__Prompt__
Pull out every line below that contains the word "seats".

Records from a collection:
# # #
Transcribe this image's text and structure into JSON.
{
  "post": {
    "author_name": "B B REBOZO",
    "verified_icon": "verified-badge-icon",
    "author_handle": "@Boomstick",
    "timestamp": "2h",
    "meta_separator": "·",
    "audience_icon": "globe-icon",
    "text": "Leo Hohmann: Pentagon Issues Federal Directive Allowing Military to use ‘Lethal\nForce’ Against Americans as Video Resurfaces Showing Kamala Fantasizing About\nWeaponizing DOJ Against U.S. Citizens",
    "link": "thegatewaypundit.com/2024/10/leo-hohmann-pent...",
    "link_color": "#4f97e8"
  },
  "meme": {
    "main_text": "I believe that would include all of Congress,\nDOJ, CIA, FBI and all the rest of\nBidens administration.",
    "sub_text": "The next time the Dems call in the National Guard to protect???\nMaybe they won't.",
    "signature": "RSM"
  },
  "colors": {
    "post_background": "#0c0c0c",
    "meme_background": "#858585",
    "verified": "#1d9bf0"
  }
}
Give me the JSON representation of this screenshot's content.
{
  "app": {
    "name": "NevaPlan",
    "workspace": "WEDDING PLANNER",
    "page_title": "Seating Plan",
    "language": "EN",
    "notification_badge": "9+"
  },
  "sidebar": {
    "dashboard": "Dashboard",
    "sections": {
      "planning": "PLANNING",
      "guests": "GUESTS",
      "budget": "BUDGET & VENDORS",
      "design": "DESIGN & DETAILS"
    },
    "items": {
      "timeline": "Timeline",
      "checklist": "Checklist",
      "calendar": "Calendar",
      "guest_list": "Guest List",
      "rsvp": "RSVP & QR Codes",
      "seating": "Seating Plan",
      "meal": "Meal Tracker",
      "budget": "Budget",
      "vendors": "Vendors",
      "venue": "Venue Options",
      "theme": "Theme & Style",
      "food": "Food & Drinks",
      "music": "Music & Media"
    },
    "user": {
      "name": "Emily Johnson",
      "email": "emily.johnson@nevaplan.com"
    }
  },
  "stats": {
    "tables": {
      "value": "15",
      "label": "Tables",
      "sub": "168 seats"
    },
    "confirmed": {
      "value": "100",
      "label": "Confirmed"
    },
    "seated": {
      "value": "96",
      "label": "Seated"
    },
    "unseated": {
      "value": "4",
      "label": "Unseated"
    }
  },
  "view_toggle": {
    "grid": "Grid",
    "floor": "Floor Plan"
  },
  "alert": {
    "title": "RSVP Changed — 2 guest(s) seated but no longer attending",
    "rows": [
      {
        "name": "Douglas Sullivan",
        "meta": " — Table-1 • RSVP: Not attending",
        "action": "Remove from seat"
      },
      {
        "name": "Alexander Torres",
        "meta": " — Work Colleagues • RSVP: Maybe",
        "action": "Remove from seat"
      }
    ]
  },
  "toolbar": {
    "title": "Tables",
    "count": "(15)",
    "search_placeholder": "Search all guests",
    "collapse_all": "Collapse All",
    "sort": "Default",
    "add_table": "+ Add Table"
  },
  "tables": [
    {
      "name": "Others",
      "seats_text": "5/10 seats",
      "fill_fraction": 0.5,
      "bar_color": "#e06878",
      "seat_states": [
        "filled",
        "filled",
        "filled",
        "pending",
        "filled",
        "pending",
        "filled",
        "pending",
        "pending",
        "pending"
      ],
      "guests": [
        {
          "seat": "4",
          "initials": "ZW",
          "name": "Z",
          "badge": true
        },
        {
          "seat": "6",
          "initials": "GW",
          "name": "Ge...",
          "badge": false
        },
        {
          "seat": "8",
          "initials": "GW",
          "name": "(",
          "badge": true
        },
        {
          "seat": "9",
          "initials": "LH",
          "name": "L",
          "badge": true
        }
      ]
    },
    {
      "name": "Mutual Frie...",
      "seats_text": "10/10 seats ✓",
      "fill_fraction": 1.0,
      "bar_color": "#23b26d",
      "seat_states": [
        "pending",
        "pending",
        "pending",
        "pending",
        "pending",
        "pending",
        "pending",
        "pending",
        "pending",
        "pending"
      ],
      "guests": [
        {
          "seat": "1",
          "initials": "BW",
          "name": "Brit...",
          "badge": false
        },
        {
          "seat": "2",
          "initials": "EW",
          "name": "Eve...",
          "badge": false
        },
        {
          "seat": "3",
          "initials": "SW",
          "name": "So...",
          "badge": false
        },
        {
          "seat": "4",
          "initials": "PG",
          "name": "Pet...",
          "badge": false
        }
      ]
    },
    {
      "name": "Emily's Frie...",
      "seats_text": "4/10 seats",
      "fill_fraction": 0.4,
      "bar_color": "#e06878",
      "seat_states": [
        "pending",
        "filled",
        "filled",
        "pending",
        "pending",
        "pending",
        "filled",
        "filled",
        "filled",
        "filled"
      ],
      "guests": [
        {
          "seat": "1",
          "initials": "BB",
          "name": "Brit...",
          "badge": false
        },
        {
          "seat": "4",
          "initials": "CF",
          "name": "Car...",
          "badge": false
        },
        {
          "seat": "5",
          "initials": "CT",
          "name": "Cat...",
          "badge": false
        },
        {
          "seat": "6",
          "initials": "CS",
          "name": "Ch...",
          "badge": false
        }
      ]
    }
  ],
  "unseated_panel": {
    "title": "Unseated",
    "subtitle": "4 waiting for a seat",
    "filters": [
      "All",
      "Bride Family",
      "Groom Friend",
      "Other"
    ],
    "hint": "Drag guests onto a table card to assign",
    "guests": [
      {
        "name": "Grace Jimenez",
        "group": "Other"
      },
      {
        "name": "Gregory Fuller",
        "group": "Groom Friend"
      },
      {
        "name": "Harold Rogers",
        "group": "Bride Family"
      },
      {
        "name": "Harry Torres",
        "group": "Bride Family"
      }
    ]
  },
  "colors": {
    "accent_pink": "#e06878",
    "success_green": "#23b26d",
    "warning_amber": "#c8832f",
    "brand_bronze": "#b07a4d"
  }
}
# # #
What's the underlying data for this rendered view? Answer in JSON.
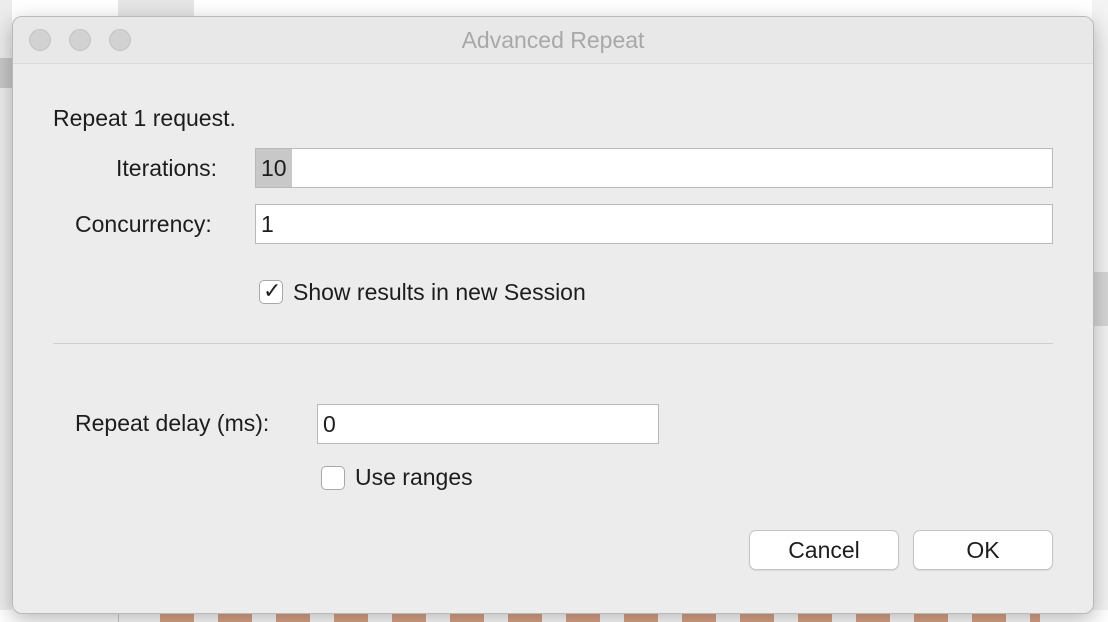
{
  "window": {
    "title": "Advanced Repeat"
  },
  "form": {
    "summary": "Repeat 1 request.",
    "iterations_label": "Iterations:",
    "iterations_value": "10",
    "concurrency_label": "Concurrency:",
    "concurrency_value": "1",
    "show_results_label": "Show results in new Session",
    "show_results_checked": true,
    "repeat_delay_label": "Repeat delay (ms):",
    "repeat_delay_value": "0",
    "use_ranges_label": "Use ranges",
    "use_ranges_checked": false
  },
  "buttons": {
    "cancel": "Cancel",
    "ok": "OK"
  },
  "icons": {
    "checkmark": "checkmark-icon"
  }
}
# # #
__Result of the exercise__
      "sub": "168 seats"
      "seats_text": "5/10 seats",
      "seats_text": "10/10 seats ✓",
      "seats_text": "4/10 seats",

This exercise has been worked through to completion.